-- EXERCISE OBJECTIVE --
Would you set down every entry shown below, precisely as written?

[Stored dataset items]
— BEGIN —
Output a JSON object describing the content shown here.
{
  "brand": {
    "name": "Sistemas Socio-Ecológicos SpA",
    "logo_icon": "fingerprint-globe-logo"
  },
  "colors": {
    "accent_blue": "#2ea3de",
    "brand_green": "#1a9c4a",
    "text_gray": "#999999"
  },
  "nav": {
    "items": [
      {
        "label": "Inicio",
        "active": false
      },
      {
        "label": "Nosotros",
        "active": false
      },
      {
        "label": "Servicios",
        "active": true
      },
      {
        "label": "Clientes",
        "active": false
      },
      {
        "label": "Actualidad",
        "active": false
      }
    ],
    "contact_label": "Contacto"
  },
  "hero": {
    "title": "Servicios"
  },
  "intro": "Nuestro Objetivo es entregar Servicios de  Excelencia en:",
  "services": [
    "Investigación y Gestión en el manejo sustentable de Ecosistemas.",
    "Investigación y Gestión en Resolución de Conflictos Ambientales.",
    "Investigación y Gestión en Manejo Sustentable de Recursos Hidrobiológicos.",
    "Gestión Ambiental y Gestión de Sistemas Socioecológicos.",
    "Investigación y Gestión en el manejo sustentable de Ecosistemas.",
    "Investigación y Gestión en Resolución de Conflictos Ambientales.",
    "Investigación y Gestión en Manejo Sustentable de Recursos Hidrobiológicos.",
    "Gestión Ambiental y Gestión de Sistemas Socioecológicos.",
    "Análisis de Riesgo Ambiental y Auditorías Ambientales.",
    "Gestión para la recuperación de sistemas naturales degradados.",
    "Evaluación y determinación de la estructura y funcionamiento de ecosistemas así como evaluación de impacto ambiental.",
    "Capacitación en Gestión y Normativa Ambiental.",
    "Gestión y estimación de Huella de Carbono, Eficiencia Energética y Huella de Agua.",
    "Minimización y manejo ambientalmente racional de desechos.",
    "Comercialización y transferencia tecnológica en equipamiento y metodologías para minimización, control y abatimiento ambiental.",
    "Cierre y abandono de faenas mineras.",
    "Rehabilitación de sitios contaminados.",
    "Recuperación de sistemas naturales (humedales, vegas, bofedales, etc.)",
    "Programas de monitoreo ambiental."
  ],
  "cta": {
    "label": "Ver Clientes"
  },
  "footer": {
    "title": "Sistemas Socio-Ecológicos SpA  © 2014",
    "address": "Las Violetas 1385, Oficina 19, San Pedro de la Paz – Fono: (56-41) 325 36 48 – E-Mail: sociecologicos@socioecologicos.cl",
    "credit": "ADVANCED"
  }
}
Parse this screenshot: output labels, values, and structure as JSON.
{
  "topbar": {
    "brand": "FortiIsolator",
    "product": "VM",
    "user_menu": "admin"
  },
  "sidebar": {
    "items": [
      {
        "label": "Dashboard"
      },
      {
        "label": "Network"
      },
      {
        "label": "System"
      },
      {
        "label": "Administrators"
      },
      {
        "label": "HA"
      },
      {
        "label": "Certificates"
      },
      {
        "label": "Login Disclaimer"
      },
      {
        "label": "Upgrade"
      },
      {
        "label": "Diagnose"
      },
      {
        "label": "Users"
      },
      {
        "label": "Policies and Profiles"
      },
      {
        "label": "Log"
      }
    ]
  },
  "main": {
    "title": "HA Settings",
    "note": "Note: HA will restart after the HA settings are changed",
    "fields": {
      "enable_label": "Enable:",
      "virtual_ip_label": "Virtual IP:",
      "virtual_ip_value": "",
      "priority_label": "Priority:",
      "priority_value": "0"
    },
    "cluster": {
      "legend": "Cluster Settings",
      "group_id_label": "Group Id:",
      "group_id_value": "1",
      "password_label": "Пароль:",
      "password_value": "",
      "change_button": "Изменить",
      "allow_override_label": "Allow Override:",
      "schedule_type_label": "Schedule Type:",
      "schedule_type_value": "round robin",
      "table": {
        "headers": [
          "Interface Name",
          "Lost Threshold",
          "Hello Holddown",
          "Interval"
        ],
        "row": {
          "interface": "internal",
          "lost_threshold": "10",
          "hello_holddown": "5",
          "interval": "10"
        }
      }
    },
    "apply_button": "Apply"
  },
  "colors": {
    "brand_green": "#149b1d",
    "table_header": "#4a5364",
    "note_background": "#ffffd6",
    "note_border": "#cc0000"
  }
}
— END —
-- TASK RESULT --
Output a JSON object describing the content shown here.
{
  "brand": {
    "name": "Sistemas Socio-Ecológicos SpA",
    "logo_icon": "fingerprint-globe-logo"
  },
  "colors": {
    "accent_blue": "#2ea3de",
    "brand_green": "#1a9c4a",
    "text_gray": "#999999"
  },
  "nav": {
    "items": [
      {
        "label": "Inicio",
        "active": false
      },
      {
        "label": "Nosotros",
        "active": false
      },
      {
        "label": "Servicios",
        "active": true
      },
      {
        "label": "Clientes",
        "active": false
      },
      {
        "label": "Actualidad",
        "active": false
      }
    ],
    "contact_label": "Contacto"
  },
  "hero": {
    "title": "Servicios"
  },
  "intro": "Nuestro Objetivo es entregar Servicios de  Excelencia en:",
  "services": [
    "Investigación y Gestión en el manejo sustentable de Ecosistemas.",
    "Investigación y Gestión en Resolución de Conflictos Ambientales.",
    "Investigación y Gestión en Manejo Sustentable de Recursos Hidrobiológicos.",
    "Gestión Ambiental y Gestión de Sistemas Socioecológicos.",
    "Investigación y Gestión en el manejo sustentable de Ecosistemas.",
    "Investigación y Gestión en Resolución de Conflictos Ambientales.",
    "Investigación y Gestión en Manejo Sustentable de Recursos Hidrobiológicos.",
    "Gestión Ambiental y Gestión de Sistemas Socioecológicos.",
    "Análisis de Riesgo Ambiental y Auditorías Ambientales.",
    "Gestión para la recuperación de sistemas naturales degradados.",
    "Evaluación y determinación de la estructura y funcionamiento de ecosistemas así como evaluación de impacto ambiental.",
    "Capacitación en Gestión y Normativa Ambiental.",
    "Gestión y estimación de Huella de Carbono, Eficiencia Energética y Huella de Agua.",
    "Minimización y manejo ambientalmente racional de desechos.",
    "Comercialización y transferencia tecnológica en equipamiento y metodologías para minimización, control y abatimiento ambiental.",
    "Cierre y abandono de faenas mineras.",
    "Rehabilitación de sitios contaminados.",
    "Recuperación de sistemas naturales (humedales, vegas, bofedales, etc.)",
    "Programas de monitoreo ambiental."
  ],
  "cta": {
    "label": "Ver Clientes"
  },
  "footer": {
    "title": "Sistemas Socio-Ecológicos SpA  © 2014",
    "address": "Las Violetas 1385, Oficina 19, San Pedro de la Paz – Fono: (56-41) 325 36 48 – E-Mail: sociecologicos@socioecologicos.cl",
    "credit": "ADVANCED"
  }
}
Parse this screenshot: output labels, values, and structure as JSON.
{
  "topbar": {
    "brand": "FortiIsolator",
    "product": "VM",
    "user_menu": "admin"
  },
  "sidebar": {
    "items": [
      {
        "label": "Dashboard"
      },
      {
        "label": "Network"
      },
      {
        "label": "System"
      },
      {
        "label": "Administrators"
      },
      {
        "label": "HA"
      },
      {
        "label": "Certificates"
      },
      {
        "label": "Login Disclaimer"
      },
      {
        "label": "Upgrade"
      },
      {
        "label": "Diagnose"
      },
      {
        "label": "Users"
      },
      {
        "label": "Policies and Profiles"
      },
      {
        "label": "Log"
      }
    ]
  },
  "main": {
    "title": "HA Settings",
    "note": "Note: HA will restart after the HA settings are changed",
    "fields": {
      "enable_label": "Enable:",
      "virtual_ip_label": "Virtual IP:",
      "virtual_ip_value": "",
      "priority_label": "Priority:",
      "priority_value": "0"
    },
    "cluster": {
      "legend": "Cluster Settings",
      "group_id_label": "Group Id:",
      "group_id_value": "1",
      "password_label": "Пароль:",
      "password_value": "",
      "change_button": "Изменить",
      "allow_override_label": "Allow Override:",
      "schedule_type_label": "Schedule Type:",
      "schedule_type_value": "round robin",
      "table": {
        "headers": [
          "Interface Name",
          "Lost Threshold",
          "Hello Holddown",
          "Interval"
        ],
        "row": {
          "interface": "internal",
          "lost_threshold": "10",
          "hello_holddown": "5",
          "interval": "10"
        }
      }
    },
    "apply_button": "Apply"
  },
  "colors": {
    "brand_green": "#149b1d",
    "table_header": "#4a5364",
    "note_background": "#ffffd6",
    "note_border": "#cc0000"
  }
}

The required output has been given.